> [What you have to do] Copy all of the records below verbatim.

> [Records provided]
- - - - - - -

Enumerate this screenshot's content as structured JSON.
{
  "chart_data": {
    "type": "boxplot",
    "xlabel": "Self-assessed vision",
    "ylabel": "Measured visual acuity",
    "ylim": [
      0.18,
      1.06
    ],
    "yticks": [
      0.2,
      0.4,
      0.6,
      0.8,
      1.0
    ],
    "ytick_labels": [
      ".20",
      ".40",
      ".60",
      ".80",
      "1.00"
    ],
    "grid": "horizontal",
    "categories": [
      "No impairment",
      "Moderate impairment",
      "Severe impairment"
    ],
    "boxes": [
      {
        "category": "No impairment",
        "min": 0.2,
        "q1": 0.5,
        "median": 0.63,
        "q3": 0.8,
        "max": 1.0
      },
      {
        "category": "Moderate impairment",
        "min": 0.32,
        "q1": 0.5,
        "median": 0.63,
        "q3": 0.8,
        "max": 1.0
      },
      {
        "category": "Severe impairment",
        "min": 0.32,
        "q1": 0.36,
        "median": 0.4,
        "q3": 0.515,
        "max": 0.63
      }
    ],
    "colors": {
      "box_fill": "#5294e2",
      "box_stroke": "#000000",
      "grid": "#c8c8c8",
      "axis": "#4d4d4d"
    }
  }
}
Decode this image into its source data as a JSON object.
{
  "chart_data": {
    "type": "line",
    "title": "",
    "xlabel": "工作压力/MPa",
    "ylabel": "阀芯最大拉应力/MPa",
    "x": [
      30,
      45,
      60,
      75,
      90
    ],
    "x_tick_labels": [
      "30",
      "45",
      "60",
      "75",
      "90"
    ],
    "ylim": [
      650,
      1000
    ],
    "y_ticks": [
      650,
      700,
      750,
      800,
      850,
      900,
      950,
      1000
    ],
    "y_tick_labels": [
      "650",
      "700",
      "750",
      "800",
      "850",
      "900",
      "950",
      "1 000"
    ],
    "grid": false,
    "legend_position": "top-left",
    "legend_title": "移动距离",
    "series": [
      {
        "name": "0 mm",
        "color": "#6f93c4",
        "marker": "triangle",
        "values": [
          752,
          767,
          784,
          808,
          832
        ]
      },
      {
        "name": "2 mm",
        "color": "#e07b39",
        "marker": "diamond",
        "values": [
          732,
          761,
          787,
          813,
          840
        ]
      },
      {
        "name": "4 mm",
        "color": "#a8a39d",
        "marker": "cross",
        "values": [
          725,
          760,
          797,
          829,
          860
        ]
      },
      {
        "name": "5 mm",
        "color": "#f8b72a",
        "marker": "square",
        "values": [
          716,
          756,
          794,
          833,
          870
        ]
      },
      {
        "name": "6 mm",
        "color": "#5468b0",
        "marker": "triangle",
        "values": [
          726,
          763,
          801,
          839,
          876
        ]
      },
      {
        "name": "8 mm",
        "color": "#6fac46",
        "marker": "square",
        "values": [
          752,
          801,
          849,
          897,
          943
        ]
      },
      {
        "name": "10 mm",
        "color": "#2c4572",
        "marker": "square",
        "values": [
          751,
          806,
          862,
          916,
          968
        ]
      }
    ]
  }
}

- - - - - - -

> [Completed exercise]
Enumerate this screenshot's content as structured JSON.
{
  "chart_data": {
    "type": "boxplot",
    "xlabel": "Self-assessed vision",
    "ylabel": "Measured visual acuity",
    "ylim": [
      0.18,
      1.06
    ],
    "yticks": [
      0.2,
      0.4,
      0.6,
      0.8,
      1.0
    ],
    "ytick_labels": [
      ".20",
      ".40",
      ".60",
      ".80",
      "1.00"
    ],
    "grid": "horizontal",
    "categories": [
      "No impairment",
      "Moderate impairment",
      "Severe impairment"
    ],
    "boxes": [
      {
        "category": "No impairment",
        "min": 0.2,
        "q1": 0.5,
        "median": 0.63,
        "q3": 0.8,
        "max": 1.0
      },
      {
        "category": "Moderate impairment",
        "min": 0.32,
        "q1": 0.5,
        "median": 0.63,
        "q3": 0.8,
        "max": 1.0
      },
      {
        "category": "Severe impairment",
        "min": 0.32,
        "q1": 0.36,
        "median": 0.4,
        "q3": 0.515,
        "max": 0.63
      }
    ],
    "colors": {
      "box_fill": "#5294e2",
      "box_stroke": "#000000",
      "grid": "#c8c8c8",
      "axis": "#4d4d4d"
    }
  }
}
Decode this image into its source data as a JSON object.
{
  "chart_data": {
    "type": "line",
    "title": "",
    "xlabel": "工作压力/MPa",
    "ylabel": "阀芯最大拉应力/MPa",
    "x": [
      30,
      45,
      60,
      75,
      90
    ],
    "x_tick_labels": [
      "30",
      "45",
      "60",
      "75",
      "90"
    ],
    "ylim": [
      650,
      1000
    ],
    "y_ticks": [
      650,
      700,
      750,
      800,
      850,
      900,
      950,
      1000
    ],
    "y_tick_labels": [
      "650",
      "700",
      "750",
      "800",
      "850",
      "900",
      "950",
      "1 000"
    ],
    "grid": false,
    "legend_position": "top-left",
    "legend_title": "移动距离",
    "series": [
      {
        "name": "0 mm",
        "color": "#6f93c4",
        "marker": "triangle",
        "values": [
          752,
          767,
          784,
          808,
          832
        ]
      },
      {
        "name": "2 mm",
        "color": "#e07b39",
        "marker": "diamond",
        "values": [
          732,
          761,
          787,
          813,
          840
        ]
      },
      {
        "name": "4 mm",
        "color": "#a8a39d",
        "marker": "cross",
        "values": [
          725,
          760,
          797,
          829,
          860
        ]
      },
      {
        "name": "5 mm",
        "color": "#f8b72a",
        "marker": "square",
        "values": [
          716,
          756,
          794,
          833,
          870
        ]
      },
      {
        "name": "6 mm",
        "color": "#5468b0",
        "marker": "triangle",
        "values": [
          726,
          763,
          801,
          839,
          876
        ]
      },
      {
        "name": "8 mm",
        "color": "#6fac46",
        "marker": "square",
        "values": [
          752,
          801,
          849,
          897,
          943
        ]
      },
      {
        "name": "10 mm",
        "color": "#2c4572",
        "marker": "square",
        "values": [
          751,
          806,
          862,
          916,
          968
        ]
      }
    ]
  }
}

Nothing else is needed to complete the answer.